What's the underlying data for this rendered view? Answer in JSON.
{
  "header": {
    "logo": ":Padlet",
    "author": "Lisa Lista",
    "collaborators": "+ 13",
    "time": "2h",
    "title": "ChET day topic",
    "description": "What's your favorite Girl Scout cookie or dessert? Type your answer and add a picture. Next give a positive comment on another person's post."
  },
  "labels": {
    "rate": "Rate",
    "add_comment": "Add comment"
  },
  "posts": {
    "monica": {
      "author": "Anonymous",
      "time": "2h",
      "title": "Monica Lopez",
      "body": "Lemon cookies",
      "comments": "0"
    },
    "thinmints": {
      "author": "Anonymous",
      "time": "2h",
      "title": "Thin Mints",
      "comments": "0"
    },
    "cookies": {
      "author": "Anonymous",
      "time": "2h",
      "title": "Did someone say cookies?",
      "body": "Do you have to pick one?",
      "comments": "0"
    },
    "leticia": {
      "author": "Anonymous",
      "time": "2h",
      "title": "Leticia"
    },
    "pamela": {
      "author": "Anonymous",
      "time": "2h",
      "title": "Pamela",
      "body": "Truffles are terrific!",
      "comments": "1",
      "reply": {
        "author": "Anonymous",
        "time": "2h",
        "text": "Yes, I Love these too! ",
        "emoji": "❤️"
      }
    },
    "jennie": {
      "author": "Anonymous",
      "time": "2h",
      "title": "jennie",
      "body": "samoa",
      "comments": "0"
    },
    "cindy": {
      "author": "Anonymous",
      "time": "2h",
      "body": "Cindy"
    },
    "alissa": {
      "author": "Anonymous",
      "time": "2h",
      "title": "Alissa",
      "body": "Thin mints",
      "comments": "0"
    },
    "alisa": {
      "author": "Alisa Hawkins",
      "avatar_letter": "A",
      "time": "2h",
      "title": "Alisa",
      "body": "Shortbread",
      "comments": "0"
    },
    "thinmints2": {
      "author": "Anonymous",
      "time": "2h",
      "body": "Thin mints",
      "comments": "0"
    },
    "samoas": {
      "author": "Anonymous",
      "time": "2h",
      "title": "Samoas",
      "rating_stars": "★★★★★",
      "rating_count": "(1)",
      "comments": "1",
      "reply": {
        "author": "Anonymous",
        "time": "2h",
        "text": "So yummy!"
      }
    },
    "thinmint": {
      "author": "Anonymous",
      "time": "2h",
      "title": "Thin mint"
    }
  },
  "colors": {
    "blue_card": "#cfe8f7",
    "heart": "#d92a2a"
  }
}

......

*SET PROBLEM*.
In the entries above, identify each line that includes the string "title", then copy it.

*FINISHED ANSWER*.
    "title": "ChET day topic",
      "title": "Monica Lopez",
      "title": "Thin Mints",
      "title": "Did someone say cookies?",
      "title": "Leticia"
      "title": "Pamela",
      "title": "jennie",
      "title": "Alissa",
      "title": "Alisa",
      "title": "Samoas",
      "title": "Thin mint"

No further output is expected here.